## ENTRIES PROVIDED
>> Begin
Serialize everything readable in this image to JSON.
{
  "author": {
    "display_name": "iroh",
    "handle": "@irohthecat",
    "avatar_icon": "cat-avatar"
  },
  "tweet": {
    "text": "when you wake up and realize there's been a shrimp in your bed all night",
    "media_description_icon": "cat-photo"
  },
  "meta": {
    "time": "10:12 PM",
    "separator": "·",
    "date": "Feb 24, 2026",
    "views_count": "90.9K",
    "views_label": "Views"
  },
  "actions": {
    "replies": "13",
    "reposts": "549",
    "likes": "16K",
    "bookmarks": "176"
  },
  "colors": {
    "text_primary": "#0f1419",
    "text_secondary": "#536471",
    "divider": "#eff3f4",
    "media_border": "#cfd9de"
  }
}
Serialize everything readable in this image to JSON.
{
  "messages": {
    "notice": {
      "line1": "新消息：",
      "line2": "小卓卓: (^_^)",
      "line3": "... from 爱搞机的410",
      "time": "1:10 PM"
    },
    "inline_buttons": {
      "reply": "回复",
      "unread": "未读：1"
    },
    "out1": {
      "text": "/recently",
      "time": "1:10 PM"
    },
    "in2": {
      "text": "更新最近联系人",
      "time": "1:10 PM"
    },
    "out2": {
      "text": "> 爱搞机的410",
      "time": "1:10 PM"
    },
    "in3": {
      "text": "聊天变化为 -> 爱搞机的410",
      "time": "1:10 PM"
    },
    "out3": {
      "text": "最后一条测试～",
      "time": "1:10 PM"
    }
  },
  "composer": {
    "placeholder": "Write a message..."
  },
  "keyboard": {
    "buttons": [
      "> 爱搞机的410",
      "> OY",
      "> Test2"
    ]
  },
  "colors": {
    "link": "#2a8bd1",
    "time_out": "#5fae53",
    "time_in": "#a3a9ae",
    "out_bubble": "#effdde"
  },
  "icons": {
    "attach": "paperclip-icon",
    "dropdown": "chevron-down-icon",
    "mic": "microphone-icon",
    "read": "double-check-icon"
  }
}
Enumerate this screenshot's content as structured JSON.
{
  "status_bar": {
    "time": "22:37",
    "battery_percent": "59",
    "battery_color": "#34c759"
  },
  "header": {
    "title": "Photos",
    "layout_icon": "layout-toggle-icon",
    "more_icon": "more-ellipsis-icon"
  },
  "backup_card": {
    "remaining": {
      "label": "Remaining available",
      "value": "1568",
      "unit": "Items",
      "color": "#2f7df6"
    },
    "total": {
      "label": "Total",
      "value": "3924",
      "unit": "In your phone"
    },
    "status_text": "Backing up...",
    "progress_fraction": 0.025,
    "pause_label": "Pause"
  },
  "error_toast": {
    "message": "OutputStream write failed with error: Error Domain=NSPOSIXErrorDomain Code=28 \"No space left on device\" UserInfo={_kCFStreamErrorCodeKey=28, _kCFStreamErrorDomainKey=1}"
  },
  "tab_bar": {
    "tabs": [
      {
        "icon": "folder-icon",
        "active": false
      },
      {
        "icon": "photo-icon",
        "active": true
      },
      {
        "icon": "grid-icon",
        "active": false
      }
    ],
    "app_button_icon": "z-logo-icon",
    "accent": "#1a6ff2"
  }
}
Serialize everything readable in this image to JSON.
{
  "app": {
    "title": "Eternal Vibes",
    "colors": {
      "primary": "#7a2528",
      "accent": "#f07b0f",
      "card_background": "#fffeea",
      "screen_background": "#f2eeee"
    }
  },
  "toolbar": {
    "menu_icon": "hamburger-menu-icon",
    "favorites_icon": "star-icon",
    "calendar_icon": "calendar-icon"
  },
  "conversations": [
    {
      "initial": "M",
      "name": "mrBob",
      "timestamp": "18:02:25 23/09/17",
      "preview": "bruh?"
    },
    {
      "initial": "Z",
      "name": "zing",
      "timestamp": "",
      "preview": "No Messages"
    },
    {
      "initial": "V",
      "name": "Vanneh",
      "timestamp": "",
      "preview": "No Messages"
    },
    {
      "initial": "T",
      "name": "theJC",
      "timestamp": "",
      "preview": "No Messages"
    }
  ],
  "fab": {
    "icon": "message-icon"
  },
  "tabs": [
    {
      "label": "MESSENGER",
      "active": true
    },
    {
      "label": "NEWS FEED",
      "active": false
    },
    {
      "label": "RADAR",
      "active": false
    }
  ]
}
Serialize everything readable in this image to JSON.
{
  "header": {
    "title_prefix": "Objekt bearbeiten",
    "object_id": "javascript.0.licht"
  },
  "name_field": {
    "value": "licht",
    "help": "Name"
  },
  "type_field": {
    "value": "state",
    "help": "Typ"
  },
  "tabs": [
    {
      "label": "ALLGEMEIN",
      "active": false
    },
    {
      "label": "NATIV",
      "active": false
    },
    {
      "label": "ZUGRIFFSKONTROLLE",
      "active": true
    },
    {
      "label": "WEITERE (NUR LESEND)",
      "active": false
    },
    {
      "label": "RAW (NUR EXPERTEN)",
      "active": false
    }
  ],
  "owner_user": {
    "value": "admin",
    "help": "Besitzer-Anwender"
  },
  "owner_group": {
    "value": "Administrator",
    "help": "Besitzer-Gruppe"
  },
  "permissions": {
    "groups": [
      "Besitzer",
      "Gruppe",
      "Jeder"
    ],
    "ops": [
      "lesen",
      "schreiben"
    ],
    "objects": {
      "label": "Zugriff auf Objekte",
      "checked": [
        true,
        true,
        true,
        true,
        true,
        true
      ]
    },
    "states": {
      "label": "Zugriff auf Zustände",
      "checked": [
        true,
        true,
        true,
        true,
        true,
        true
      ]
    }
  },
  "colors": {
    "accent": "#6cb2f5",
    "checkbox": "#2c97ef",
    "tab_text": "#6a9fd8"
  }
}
>> End
## WHAT YOU WILL DO
Work out the number of lines above that include the string "licht" and write only that number.

## ANSWER TO THIS EXERCISE
2